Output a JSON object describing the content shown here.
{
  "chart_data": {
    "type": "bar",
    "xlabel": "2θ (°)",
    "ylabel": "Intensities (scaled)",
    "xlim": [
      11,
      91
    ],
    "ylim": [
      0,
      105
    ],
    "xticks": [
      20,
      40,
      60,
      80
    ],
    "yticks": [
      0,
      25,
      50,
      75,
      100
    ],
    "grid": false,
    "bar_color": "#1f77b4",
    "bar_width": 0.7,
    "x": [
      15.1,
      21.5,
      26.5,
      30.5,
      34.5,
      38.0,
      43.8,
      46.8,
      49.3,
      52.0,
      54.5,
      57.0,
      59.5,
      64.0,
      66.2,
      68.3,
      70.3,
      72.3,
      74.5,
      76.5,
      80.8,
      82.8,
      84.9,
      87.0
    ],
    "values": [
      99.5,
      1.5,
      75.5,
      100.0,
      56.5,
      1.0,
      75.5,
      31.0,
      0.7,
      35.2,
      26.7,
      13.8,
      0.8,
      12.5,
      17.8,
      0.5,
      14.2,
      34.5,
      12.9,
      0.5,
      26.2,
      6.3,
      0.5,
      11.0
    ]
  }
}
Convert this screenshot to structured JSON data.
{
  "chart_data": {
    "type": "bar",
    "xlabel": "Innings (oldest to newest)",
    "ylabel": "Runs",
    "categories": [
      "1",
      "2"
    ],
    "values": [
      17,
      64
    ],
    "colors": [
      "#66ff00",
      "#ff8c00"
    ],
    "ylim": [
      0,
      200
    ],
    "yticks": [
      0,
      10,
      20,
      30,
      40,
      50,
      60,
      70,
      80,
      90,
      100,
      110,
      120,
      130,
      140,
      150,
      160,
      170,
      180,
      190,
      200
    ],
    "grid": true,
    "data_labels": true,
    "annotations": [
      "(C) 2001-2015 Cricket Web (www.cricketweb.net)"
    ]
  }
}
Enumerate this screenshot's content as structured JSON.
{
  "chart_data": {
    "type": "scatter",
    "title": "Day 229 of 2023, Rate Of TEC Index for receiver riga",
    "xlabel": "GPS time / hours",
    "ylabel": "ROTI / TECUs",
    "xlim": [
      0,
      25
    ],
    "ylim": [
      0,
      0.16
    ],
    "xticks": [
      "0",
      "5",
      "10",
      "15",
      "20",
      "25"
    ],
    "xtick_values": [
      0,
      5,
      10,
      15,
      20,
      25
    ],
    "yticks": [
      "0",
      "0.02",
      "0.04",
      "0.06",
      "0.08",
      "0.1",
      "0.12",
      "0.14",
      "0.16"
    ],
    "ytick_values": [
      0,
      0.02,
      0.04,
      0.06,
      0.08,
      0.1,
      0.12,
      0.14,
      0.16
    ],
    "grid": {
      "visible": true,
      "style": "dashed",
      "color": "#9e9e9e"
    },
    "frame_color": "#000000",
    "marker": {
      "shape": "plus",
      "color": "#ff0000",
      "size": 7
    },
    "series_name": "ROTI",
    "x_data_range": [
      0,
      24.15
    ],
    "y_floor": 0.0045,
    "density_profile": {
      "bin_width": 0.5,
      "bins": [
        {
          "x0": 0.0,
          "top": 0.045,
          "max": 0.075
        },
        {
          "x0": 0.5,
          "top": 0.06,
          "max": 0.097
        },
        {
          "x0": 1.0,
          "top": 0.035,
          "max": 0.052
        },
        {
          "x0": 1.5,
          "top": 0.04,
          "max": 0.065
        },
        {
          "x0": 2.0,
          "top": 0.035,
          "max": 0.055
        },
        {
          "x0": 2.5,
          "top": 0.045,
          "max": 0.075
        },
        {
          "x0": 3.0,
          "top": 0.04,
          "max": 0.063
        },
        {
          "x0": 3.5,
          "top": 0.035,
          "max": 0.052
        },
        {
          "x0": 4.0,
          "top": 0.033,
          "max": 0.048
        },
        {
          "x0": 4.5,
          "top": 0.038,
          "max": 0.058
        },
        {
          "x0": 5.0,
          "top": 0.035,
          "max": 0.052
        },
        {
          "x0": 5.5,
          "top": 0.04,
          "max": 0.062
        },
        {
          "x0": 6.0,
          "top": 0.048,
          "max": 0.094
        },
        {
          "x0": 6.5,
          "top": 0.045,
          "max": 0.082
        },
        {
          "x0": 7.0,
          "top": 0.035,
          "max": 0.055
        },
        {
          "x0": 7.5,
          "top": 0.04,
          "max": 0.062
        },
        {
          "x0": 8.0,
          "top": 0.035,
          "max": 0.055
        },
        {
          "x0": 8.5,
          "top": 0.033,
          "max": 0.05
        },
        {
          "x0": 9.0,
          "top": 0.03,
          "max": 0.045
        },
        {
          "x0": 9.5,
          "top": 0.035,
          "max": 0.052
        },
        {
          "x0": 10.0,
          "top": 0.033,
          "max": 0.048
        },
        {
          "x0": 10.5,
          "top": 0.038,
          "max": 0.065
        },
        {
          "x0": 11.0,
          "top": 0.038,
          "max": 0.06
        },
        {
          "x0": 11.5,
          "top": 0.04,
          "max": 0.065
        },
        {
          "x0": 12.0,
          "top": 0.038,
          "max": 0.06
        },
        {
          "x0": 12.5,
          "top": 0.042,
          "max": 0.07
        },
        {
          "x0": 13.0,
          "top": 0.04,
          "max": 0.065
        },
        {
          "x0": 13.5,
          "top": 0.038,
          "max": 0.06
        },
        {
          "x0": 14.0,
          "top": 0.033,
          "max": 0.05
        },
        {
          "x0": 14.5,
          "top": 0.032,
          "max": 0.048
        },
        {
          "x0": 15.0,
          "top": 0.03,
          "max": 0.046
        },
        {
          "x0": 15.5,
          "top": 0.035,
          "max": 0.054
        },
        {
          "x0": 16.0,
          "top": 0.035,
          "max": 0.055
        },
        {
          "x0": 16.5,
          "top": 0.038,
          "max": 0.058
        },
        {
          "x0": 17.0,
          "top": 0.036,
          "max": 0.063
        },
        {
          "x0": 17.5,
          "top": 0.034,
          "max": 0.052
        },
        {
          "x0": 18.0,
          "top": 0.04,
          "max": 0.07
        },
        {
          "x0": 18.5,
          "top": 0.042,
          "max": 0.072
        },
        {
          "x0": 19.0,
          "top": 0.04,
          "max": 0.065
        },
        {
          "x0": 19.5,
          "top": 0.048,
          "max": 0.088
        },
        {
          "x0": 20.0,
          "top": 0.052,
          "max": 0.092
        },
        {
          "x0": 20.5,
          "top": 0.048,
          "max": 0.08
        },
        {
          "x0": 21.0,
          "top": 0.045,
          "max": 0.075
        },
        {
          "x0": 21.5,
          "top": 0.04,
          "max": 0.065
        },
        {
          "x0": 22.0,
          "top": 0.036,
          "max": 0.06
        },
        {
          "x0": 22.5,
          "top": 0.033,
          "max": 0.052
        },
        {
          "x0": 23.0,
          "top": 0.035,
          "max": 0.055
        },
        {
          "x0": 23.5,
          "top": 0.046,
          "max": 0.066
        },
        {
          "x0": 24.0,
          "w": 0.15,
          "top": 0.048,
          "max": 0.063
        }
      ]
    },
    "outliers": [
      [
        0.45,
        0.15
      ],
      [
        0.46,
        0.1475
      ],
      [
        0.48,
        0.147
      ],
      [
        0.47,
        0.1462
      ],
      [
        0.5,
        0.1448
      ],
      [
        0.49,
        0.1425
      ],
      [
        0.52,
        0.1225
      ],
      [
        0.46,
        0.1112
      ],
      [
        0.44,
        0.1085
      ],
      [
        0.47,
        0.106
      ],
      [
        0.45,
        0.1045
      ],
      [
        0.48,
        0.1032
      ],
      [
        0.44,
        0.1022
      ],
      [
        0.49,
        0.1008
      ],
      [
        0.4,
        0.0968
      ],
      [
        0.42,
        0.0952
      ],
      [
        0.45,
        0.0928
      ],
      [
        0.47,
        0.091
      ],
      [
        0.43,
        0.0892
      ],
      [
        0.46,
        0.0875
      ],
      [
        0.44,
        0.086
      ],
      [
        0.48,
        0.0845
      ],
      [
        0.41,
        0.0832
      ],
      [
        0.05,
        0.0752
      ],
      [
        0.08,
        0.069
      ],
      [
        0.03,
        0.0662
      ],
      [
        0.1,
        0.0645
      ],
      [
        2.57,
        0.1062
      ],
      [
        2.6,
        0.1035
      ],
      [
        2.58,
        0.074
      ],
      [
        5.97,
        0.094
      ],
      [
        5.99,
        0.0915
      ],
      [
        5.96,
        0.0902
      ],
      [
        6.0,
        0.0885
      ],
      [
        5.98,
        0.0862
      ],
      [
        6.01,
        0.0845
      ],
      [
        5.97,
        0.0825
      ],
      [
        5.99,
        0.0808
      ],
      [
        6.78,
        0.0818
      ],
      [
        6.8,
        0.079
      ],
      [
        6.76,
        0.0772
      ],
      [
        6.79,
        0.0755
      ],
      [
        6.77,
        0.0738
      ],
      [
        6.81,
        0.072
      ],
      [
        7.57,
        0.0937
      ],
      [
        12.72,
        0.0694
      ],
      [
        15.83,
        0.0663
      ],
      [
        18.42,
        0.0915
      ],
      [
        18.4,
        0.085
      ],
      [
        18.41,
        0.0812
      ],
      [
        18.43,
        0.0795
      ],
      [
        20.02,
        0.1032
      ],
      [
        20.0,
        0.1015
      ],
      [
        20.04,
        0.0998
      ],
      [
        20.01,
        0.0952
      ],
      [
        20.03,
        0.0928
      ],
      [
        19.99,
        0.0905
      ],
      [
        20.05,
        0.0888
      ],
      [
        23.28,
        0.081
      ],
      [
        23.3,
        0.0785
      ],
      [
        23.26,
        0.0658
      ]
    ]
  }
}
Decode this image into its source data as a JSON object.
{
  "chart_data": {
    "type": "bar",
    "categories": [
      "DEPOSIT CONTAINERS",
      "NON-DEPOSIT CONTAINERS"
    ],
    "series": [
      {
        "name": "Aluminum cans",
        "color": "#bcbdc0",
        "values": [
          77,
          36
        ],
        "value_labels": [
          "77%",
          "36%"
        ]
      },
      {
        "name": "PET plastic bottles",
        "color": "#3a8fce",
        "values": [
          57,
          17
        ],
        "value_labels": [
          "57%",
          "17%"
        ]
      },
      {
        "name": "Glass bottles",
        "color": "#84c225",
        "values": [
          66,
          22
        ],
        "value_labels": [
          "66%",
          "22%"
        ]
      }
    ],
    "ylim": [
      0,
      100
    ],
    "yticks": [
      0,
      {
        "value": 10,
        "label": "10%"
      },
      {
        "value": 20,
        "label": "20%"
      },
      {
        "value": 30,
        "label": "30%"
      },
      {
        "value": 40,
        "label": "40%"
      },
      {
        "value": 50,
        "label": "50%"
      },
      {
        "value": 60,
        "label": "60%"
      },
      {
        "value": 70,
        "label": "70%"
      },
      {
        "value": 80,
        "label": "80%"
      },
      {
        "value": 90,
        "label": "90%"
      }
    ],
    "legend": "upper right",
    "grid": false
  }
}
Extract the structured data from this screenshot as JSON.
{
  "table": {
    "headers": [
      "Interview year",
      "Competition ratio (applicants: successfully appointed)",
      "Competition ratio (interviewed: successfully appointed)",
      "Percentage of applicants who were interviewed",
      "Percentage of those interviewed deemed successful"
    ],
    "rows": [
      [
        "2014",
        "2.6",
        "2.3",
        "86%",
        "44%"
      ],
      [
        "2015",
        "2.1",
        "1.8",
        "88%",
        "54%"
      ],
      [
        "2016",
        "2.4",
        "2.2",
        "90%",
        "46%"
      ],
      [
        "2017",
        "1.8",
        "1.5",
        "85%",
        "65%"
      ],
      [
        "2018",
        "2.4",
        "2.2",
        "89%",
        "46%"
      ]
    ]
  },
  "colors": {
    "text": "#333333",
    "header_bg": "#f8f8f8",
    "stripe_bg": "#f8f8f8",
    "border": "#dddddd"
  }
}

--

## WHAT YOU NEED TO DO
Working from the entries above, return all lines that contain "Percentage".

## TASK ANSWER
      "Percentage of applicants who were interviewed",
      "Percentage of those interviewed deemed successful"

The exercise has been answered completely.